START DATASET ENTRIES

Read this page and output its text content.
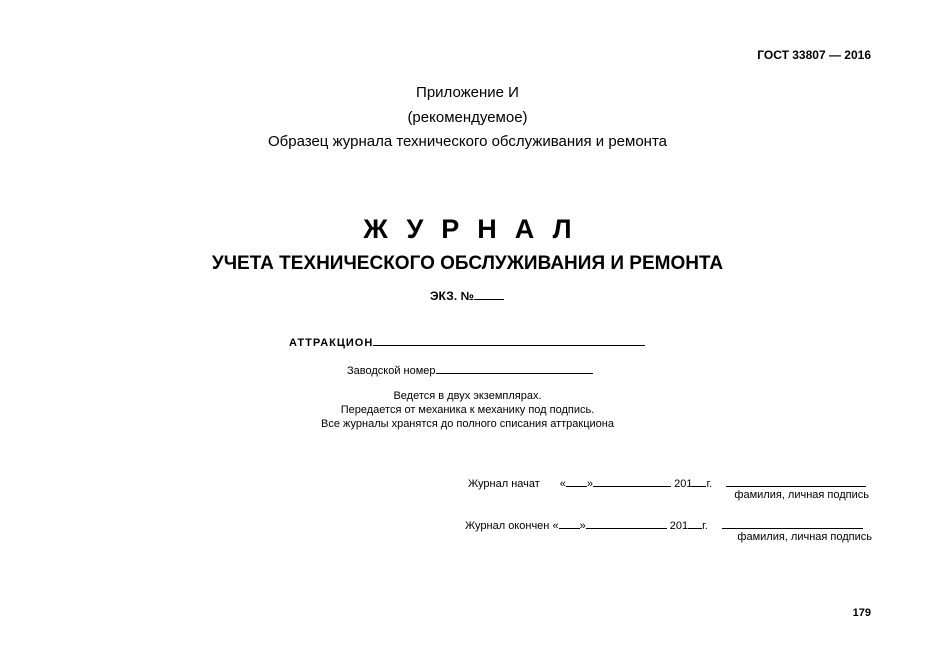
ГОСТ 33807 — 2016
Приложение И
(рекомендуемое)
Образец журнала технического обслуживания и ремонта
ЖУРНАЛ
УЧЕТА ТЕХНИЧЕСКОГО ОБСЛУЖИВАНИЯ И РЕМОНТА
ЭКЗ. №
АТТРАКЦИОН
Заводской номер
Ведется в двух экземплярах.
Передается от механика к механику под подпись.
Все журналы хранятся до полного списания аттракциона
Журнал начат « »	201 г.
фамилия, личная подпись
Журнал окончен « »	201 г.
фамилия, личная подпись
179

END DATASET ENTRIES

:: THE EXERCISE ::
Write the records above out again exactly, with no pictures in your copy.

:: TASK RESULT ::
Read this page and output its text content.
ГОСТ 33807 — 2016
Приложение И
(рекомендуемое)
Образец журнала технического обслуживания и ремонта
ЖУРНАЛ
УЧЕТА ТЕХНИЧЕСКОГО ОБСЛУЖИВАНИЯ И РЕМОНТА
ЭКЗ. №
АТТРАКЦИОН
Заводской номер
Ведется в двух экземплярах.
Передается от механика к механику под подпись.
Все журналы хранятся до полного списания аттракциона
Журнал начат « »	201 г.
фамилия, личная подпись
Журнал окончен « »	201 г.
фамилия, личная подпись
179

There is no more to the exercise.